Return every line of the data below that includes the string "以下各项中".
■ ■ ■ ■
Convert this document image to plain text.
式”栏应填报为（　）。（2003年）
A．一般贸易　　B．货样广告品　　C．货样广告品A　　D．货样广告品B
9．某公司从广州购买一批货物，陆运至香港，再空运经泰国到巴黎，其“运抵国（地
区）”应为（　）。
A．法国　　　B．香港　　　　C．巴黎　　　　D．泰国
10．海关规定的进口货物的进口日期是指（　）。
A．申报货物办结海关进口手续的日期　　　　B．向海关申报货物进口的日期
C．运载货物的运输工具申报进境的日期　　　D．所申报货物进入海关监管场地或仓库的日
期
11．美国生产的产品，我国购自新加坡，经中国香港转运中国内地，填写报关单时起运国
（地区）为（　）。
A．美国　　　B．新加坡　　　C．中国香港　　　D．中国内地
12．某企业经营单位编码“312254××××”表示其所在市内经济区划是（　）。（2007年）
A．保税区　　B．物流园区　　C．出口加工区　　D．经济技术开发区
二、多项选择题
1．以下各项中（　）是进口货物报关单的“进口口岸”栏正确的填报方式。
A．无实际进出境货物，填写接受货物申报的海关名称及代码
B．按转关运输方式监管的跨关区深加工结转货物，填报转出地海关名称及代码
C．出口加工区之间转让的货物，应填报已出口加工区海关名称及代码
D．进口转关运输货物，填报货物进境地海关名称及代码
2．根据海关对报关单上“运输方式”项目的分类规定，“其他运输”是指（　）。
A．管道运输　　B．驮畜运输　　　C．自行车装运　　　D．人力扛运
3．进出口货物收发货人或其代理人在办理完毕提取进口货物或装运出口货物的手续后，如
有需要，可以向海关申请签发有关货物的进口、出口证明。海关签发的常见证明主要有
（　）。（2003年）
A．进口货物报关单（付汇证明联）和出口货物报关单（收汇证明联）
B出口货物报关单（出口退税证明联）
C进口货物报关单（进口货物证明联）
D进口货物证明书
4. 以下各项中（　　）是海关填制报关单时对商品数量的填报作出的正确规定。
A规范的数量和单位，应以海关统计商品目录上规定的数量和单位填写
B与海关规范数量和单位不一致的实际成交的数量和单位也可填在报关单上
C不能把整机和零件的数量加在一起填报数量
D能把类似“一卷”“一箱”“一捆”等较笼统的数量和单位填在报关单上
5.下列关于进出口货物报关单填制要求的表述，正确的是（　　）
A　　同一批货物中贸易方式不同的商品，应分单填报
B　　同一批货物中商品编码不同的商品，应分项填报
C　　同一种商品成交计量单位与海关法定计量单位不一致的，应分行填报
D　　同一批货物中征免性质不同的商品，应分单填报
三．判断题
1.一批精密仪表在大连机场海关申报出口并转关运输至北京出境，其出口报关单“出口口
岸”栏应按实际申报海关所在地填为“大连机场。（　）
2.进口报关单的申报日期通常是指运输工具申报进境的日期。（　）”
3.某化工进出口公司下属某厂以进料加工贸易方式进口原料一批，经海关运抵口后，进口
■ ■ ■ ■
*Answer below*
1．以下各项中（　）是进口货物报关单的“进口口岸”栏正确的填报方式。
4. 以下各项中（　　）是海关填制报关单时对商品数量的填报作出的正确规定。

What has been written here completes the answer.